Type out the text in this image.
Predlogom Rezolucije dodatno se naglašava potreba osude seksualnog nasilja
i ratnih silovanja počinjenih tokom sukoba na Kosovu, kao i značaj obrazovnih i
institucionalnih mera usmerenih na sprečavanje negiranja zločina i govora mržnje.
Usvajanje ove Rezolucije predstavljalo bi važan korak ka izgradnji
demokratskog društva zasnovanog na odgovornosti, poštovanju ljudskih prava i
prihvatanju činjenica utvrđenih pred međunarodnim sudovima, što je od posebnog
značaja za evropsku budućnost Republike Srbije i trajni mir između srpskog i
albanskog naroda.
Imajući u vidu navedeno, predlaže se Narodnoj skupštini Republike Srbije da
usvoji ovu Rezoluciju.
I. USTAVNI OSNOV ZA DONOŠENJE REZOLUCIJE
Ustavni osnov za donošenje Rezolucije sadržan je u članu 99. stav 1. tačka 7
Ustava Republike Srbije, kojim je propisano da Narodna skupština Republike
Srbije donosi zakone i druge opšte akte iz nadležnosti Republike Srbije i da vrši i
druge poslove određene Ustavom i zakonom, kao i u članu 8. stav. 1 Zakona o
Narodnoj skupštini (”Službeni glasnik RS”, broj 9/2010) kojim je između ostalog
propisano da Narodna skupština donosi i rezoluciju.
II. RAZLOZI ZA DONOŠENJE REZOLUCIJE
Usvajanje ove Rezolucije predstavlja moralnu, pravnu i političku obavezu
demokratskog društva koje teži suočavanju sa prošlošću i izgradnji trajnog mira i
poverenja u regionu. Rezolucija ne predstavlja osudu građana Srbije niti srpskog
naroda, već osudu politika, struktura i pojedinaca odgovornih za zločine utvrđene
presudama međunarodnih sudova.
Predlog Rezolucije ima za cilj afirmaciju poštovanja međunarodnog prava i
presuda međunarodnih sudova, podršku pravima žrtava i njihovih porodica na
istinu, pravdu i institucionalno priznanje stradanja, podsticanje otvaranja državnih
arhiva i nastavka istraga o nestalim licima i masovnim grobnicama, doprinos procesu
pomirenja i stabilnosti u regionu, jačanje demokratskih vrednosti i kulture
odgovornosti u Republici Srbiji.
###
Exercise goal: Look over the listing above. Pick out and copy every line that includes "Narodnoj".

Correct output:
Imajući u vidu navedeno, predlaže se Narodnoj skupštini Republike Srbije da
Narodnoj skupštini (”Službeni glasnik RS”, broj 9/2010) kojim je između ostalog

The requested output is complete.